Input records:

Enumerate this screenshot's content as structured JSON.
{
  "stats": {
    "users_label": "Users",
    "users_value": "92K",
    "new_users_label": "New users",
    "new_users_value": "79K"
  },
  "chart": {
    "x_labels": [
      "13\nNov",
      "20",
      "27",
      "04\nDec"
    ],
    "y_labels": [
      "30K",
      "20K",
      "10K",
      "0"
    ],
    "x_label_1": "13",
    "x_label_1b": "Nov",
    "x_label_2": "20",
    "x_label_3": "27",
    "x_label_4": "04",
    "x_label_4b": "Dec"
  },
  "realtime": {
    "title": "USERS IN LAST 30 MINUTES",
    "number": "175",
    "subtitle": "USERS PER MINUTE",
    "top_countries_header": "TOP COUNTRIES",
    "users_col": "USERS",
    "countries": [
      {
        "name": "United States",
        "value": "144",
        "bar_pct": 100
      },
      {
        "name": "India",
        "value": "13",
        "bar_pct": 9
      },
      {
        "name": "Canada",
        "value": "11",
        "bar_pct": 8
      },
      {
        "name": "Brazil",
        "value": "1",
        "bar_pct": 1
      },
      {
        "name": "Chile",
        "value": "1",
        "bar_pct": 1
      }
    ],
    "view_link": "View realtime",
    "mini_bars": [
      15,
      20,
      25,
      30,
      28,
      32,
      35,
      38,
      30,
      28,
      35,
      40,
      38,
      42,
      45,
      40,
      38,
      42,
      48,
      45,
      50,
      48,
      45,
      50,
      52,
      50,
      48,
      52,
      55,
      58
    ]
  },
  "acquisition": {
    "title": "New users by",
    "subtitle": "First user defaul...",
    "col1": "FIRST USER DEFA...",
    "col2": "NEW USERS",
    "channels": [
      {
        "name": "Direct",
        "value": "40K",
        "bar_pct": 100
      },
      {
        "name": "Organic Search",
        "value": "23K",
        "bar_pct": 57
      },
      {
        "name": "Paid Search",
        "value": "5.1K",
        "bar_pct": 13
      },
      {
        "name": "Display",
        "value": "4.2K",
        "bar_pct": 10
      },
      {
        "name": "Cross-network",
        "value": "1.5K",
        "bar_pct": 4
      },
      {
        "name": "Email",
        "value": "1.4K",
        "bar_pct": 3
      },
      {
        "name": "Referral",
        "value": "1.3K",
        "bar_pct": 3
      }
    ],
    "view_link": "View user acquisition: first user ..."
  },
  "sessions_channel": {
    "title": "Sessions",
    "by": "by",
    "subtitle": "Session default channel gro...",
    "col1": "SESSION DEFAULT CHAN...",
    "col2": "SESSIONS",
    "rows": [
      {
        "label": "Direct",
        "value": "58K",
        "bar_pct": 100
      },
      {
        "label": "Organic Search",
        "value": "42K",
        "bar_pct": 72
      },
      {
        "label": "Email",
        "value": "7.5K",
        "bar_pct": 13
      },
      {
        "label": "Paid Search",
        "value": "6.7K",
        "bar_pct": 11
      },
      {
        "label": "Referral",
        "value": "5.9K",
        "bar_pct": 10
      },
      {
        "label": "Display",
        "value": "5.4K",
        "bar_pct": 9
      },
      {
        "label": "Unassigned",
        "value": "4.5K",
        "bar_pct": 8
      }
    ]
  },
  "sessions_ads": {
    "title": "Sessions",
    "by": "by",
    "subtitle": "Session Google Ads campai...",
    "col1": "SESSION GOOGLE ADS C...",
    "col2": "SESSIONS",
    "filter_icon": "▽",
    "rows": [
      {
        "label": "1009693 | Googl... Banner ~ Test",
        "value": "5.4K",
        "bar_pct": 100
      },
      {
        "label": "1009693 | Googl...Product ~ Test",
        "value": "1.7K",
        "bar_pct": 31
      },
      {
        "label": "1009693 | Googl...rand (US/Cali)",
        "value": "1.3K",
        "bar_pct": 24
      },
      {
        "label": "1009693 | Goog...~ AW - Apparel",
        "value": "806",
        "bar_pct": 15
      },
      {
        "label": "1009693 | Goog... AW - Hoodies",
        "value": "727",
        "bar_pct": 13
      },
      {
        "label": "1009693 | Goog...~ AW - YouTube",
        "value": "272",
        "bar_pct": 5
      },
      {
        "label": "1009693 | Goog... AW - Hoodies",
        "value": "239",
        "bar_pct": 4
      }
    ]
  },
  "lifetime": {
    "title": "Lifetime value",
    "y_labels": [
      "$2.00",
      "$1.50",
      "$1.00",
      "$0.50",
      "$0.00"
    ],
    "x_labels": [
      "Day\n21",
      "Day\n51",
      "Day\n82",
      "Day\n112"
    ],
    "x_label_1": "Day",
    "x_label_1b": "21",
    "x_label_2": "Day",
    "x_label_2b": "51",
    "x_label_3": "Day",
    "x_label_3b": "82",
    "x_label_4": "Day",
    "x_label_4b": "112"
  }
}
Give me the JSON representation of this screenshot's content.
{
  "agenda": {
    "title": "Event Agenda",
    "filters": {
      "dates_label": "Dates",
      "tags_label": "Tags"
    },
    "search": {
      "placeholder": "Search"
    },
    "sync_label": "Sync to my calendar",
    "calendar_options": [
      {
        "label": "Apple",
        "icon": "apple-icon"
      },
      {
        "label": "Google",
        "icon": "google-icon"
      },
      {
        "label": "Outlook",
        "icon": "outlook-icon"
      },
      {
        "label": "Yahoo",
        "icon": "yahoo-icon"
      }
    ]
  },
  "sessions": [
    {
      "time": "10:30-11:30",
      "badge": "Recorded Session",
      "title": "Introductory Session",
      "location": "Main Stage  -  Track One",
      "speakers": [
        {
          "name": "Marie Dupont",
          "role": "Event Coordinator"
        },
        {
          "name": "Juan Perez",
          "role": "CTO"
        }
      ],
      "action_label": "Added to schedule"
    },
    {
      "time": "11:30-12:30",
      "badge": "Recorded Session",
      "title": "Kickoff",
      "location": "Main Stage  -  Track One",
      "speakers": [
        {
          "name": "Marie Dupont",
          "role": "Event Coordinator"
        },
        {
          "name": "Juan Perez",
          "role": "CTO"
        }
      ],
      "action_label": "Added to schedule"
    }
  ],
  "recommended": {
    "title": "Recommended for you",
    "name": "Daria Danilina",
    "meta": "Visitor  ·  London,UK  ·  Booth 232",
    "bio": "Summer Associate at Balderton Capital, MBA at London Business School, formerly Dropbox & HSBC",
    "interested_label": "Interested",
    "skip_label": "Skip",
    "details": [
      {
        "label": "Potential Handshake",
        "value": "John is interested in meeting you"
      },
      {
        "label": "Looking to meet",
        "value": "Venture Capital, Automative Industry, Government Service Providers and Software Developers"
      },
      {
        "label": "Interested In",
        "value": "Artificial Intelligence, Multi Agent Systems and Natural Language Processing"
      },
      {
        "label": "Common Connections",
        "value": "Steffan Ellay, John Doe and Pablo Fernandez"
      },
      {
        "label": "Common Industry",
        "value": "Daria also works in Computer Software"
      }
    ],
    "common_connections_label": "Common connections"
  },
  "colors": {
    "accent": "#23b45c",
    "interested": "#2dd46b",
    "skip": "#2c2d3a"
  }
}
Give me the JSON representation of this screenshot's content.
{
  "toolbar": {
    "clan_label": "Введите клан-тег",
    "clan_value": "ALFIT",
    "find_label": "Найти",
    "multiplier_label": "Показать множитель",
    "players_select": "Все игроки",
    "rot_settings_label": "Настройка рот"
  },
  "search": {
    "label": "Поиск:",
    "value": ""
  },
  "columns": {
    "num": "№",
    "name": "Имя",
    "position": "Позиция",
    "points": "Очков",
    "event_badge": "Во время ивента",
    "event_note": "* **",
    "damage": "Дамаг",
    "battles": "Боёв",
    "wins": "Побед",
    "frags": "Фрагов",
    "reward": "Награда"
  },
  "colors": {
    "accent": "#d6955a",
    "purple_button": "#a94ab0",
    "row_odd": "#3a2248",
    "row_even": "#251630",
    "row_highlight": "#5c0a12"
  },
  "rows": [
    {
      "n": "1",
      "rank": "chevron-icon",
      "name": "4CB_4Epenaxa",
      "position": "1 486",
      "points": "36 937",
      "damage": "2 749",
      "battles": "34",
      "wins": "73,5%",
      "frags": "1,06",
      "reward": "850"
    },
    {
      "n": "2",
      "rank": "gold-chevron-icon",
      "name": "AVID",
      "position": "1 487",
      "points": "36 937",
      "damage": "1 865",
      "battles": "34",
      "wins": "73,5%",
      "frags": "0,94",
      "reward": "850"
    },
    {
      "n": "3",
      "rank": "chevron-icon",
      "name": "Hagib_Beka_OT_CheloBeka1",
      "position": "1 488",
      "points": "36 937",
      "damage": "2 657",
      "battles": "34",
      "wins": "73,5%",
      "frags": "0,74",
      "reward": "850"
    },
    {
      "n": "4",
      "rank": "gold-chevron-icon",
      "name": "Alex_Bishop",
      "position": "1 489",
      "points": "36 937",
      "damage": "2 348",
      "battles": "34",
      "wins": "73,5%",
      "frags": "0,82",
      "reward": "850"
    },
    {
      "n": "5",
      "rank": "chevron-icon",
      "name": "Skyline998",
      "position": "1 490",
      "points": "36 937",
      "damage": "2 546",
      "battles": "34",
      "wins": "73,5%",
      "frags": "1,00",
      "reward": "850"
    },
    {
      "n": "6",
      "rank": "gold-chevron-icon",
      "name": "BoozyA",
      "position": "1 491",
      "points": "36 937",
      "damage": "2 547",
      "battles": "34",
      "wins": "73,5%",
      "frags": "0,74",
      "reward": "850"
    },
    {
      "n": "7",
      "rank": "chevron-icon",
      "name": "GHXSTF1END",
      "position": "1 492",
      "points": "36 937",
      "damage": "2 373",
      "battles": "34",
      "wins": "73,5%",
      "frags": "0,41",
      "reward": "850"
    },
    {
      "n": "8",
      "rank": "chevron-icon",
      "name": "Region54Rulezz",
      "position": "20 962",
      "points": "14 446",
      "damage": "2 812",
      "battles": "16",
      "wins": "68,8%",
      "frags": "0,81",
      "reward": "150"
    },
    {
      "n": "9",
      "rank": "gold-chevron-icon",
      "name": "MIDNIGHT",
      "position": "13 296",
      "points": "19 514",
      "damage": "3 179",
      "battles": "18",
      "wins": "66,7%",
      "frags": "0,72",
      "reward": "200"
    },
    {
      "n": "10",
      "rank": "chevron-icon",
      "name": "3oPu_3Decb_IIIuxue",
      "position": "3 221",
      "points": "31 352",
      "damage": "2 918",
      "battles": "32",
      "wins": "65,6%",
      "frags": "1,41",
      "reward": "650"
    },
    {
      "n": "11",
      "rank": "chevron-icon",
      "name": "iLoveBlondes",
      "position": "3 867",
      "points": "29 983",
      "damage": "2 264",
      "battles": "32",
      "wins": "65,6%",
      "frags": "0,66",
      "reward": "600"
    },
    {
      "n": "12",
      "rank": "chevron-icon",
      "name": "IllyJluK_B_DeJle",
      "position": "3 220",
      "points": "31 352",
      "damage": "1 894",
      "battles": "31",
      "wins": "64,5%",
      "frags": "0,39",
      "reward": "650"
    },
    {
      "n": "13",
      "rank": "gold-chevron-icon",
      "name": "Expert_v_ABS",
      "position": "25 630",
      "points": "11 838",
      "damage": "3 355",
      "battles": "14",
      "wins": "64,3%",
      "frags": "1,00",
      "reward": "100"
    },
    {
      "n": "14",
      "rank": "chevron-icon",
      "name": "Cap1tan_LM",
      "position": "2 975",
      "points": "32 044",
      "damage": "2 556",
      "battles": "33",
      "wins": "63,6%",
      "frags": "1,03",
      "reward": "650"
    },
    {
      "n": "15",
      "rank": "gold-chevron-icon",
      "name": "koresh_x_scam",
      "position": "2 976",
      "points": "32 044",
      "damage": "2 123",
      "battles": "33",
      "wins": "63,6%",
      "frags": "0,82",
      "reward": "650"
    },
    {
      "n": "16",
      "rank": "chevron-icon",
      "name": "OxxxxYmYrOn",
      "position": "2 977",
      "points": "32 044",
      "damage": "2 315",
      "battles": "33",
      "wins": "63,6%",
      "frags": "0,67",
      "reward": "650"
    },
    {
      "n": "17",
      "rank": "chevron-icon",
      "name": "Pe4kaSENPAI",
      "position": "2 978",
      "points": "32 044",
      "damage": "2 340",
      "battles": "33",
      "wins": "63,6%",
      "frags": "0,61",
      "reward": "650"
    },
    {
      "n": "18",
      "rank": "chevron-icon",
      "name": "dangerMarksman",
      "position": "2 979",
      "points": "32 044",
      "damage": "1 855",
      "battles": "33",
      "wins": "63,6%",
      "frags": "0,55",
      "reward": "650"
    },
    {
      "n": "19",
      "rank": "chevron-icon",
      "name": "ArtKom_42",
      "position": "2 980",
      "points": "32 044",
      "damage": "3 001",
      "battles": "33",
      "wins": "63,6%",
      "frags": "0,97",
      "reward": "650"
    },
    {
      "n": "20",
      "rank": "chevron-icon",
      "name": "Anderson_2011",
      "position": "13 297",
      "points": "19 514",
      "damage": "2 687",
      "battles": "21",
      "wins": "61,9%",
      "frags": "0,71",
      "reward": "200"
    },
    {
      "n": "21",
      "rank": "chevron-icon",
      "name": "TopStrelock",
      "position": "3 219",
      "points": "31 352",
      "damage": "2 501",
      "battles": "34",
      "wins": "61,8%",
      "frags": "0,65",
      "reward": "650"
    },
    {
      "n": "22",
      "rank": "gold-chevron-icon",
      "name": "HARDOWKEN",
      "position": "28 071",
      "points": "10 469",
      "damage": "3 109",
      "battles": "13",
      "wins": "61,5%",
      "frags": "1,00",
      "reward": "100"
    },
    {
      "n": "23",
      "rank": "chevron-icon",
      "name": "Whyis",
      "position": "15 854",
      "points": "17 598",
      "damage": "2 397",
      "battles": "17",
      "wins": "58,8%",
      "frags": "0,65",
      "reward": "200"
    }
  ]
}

What to work on:
Check every line of the entries above for the word "Industry" and report how many lines contain it, giving the number only.

Exercise solution:
2